PROBLEM TO WORK ON: Restate each of the lines given below, word for word.

EXCERPTED RECORDS:

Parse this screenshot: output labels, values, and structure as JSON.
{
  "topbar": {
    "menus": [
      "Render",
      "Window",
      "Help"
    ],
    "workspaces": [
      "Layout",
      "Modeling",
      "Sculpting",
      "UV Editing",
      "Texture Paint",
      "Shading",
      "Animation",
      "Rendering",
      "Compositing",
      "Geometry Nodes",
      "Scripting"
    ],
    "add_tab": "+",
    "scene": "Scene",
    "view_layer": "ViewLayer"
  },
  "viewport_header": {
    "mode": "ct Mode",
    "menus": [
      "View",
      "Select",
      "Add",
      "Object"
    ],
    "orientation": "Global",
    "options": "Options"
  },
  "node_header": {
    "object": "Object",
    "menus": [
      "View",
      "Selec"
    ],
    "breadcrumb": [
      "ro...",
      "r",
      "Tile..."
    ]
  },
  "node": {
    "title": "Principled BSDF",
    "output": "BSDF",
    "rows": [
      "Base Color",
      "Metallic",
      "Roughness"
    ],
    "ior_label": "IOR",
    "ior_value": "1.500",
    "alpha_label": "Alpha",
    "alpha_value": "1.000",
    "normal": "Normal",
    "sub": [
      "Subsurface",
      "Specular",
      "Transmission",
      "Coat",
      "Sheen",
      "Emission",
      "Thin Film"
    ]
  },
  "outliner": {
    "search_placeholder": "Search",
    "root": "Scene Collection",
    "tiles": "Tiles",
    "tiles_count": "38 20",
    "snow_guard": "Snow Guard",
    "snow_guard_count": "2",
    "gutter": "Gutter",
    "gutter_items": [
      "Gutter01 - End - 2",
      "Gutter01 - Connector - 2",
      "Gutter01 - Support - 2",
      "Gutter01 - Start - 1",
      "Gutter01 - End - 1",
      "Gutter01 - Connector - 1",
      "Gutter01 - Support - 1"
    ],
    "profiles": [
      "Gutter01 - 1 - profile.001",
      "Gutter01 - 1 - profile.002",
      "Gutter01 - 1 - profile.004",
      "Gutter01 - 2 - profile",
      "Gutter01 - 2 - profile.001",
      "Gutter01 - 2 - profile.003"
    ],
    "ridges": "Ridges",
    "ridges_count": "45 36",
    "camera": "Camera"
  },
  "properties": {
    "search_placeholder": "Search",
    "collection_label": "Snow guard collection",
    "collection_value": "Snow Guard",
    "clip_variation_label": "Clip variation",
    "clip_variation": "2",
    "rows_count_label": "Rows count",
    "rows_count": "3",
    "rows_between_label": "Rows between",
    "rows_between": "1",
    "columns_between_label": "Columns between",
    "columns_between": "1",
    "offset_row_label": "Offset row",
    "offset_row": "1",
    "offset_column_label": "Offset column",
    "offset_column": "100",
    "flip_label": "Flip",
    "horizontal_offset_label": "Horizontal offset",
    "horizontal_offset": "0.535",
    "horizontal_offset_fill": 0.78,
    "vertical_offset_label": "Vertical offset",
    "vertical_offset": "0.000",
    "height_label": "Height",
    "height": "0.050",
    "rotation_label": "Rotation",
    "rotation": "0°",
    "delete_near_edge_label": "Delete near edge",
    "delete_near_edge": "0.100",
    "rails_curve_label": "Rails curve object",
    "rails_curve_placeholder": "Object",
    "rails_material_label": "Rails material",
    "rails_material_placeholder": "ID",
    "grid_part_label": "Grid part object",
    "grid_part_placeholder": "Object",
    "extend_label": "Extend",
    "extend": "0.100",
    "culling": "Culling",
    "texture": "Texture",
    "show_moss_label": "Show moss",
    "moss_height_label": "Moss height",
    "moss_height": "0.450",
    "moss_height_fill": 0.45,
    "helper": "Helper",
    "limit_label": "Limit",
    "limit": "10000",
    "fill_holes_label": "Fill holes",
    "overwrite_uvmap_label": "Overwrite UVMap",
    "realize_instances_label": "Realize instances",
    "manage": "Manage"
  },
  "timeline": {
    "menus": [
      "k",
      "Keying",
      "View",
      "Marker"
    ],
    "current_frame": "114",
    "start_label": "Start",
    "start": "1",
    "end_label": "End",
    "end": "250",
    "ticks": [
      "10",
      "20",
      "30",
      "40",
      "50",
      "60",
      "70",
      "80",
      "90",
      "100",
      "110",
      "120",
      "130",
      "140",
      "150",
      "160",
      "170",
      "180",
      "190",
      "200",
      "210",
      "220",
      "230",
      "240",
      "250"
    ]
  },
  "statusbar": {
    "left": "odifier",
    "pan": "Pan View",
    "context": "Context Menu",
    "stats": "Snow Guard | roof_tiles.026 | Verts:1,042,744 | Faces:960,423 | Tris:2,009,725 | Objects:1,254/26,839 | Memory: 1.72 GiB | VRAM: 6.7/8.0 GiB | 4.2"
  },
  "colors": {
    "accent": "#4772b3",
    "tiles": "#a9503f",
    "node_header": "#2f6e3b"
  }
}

ANSWER TO THIS TASK:
Parse this screenshot: output labels, values, and structure as JSON.
{
  "topbar": {
    "menus": [
      "Render",
      "Window",
      "Help"
    ],
    "workspaces": [
      "Layout",
      "Modeling",
      "Sculpting",
      "UV Editing",
      "Texture Paint",
      "Shading",
      "Animation",
      "Rendering",
      "Compositing",
      "Geometry Nodes",
      "Scripting"
    ],
    "add_tab": "+",
    "scene": "Scene",
    "view_layer": "ViewLayer"
  },
  "viewport_header": {
    "mode": "ct Mode",
    "menus": [
      "View",
      "Select",
      "Add",
      "Object"
    ],
    "orientation": "Global",
    "options": "Options"
  },
  "node_header": {
    "object": "Object",
    "menus": [
      "View",
      "Selec"
    ],
    "breadcrumb": [
      "ro...",
      "r",
      "Tile..."
    ]
  },
  "node": {
    "title": "Principled BSDF",
    "output": "BSDF",
    "rows": [
      "Base Color",
      "Metallic",
      "Roughness"
    ],
    "ior_label": "IOR",
    "ior_value": "1.500",
    "alpha_label": "Alpha",
    "alpha_value": "1.000",
    "normal": "Normal",
    "sub": [
      "Subsurface",
      "Specular",
      "Transmission",
      "Coat",
      "Sheen",
      "Emission",
      "Thin Film"
    ]
  },
  "outliner": {
    "search_placeholder": "Search",
    "root": "Scene Collection",
    "tiles": "Tiles",
    "tiles_count": "38 20",
    "snow_guard": "Snow Guard",
    "snow_guard_count": "2",
    "gutter": "Gutter",
    "gutter_items": [
      "Gutter01 - End - 2",
      "Gutter01 - Connector - 2",
      "Gutter01 - Support - 2",
      "Gutter01 - Start - 1",
      "Gutter01 - End - 1",
      "Gutter01 - Connector - 1",
      "Gutter01 - Support - 1"
    ],
    "profiles": [
      "Gutter01 - 1 - profile.001",
      "Gutter01 - 1 - profile.002",
      "Gutter01 - 1 - profile.004",
      "Gutter01 - 2 - profile",
      "Gutter01 - 2 - profile.001",
      "Gutter01 - 2 - profile.003"
    ],
    "ridges": "Ridges",
    "ridges_count": "45 36",
    "camera": "Camera"
  },
  "properties": {
    "search_placeholder": "Search",
    "collection_label": "Snow guard collection",
    "collection_value": "Snow Guard",
    "clip_variation_label": "Clip variation",
    "clip_variation": "2",
    "rows_count_label": "Rows count",
    "rows_count": "3",
    "rows_between_label": "Rows between",
    "rows_between": "1",
    "columns_between_label": "Columns between",
    "columns_between": "1",
    "offset_row_label": "Offset row",
    "offset_row": "1",
    "offset_column_label": "Offset column",
    "offset_column": "100",
    "flip_label": "Flip",
    "horizontal_offset_label": "Horizontal offset",
    "horizontal_offset": "0.535",
    "horizontal_offset_fill": 0.78,
    "vertical_offset_label": "Vertical offset",
    "vertical_offset": "0.000",
    "height_label": "Height",
    "height": "0.050",
    "rotation_label": "Rotation",
    "rotation": "0°",
    "delete_near_edge_label": "Delete near edge",
    "delete_near_edge": "0.100",
    "rails_curve_label": "Rails curve object",
    "rails_curve_placeholder": "Object",
    "rails_material_label": "Rails material",
    "rails_material_placeholder": "ID",
    "grid_part_label": "Grid part object",
    "grid_part_placeholder": "Object",
    "extend_label": "Extend",
    "extend": "0.100",
    "culling": "Culling",
    "texture": "Texture",
    "show_moss_label": "Show moss",
    "moss_height_label": "Moss height",
    "moss_height": "0.450",
    "moss_height_fill": 0.45,
    "helper": "Helper",
    "limit_label": "Limit",
    "limit": "10000",
    "fill_holes_label": "Fill holes",
    "overwrite_uvmap_label": "Overwrite UVMap",
    "realize_instances_label": "Realize instances",
    "manage": "Manage"
  },
  "timeline": {
    "menus": [
      "k",
      "Keying",
      "View",
      "Marker"
    ],
    "current_frame": "114",
    "start_label": "Start",
    "start": "1",
    "end_label": "End",
    "end": "250",
    "ticks": [
      "10",
      "20",
      "30",
      "40",
      "50",
      "60",
      "70",
      "80",
      "90",
      "100",
      "110",
      "120",
      "130",
      "140",
      "150",
      "160",
      "170",
      "180",
      "190",
      "200",
      "210",
      "220",
      "230",
      "240",
      "250"
    ]
  },
  "statusbar": {
    "left": "odifier",
    "pan": "Pan View",
    "context": "Context Menu",
    "stats": "Snow Guard | roof_tiles.026 | Verts:1,042,744 | Faces:960,423 | Tris:2,009,725 | Objects:1,254/26,839 | Memory: 1.72 GiB | VRAM: 6.7/8.0 GiB | 4.2"
  },
  "colors": {
    "accent": "#4772b3",
    "tiles": "#a9503f",
    "node_header": "#2f6e3b"
  }
}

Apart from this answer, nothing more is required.